**Exercise**
Please reproduce every record, keeping each one exactly as written.

**Recorded information**
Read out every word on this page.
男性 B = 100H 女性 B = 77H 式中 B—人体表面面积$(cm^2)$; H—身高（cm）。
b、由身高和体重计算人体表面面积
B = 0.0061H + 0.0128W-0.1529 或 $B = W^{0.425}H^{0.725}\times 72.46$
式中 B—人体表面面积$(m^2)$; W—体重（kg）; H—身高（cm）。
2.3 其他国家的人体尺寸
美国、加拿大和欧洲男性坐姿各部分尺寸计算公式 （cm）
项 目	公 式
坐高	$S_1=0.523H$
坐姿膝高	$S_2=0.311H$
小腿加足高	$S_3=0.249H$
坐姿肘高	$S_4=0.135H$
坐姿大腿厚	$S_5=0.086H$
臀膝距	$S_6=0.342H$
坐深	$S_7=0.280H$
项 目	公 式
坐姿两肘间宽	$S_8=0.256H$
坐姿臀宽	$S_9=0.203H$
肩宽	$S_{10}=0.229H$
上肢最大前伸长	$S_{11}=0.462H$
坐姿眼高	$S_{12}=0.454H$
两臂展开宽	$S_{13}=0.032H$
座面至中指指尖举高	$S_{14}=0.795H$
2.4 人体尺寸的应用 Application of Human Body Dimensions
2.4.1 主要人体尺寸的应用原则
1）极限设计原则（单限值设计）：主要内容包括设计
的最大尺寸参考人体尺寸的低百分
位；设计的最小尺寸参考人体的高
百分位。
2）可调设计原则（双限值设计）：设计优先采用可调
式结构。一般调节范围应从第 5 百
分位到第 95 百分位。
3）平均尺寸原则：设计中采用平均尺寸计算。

**Answer for the task**
Read out every word on this page.
男性 B = 100H 女性 B = 77H 式中 B—人体表面面积$(cm^2)$; H—身高（cm）。
b、由身高和体重计算人体表面面积
B = 0.0061H + 0.0128W-0.1529 或 $B = W^{0.425}H^{0.725}\times 72.46$
式中 B—人体表面面积$(m^2)$; W—体重（kg）; H—身高（cm）。
2.3 其他国家的人体尺寸
美国、加拿大和欧洲男性坐姿各部分尺寸计算公式 （cm）
项 目	公 式
坐高	$S_1=0.523H$
坐姿膝高	$S_2=0.311H$
小腿加足高	$S_3=0.249H$
坐姿肘高	$S_4=0.135H$
坐姿大腿厚	$S_5=0.086H$
臀膝距	$S_6=0.342H$
坐深	$S_7=0.280H$
项 目	公 式
坐姿两肘间宽	$S_8=0.256H$
坐姿臀宽	$S_9=0.203H$
肩宽	$S_{10}=0.229H$
上肢最大前伸长	$S_{11}=0.462H$
坐姿眼高	$S_{12}=0.454H$
两臂展开宽	$S_{13}=0.032H$
座面至中指指尖举高	$S_{14}=0.795H$
2.4 人体尺寸的应用 Application of Human Body Dimensions
2.4.1 主要人体尺寸的应用原则
1）极限设计原则（单限值设计）：主要内容包括设计
的最大尺寸参考人体尺寸的低百分
位；设计的最小尺寸参考人体的高
百分位。
2）可调设计原则（双限值设计）：设计优先采用可调
式结构。一般调节范围应从第 5 百
分位到第 95 百分位。
3）平均尺寸原则：设计中采用平均尺寸计算。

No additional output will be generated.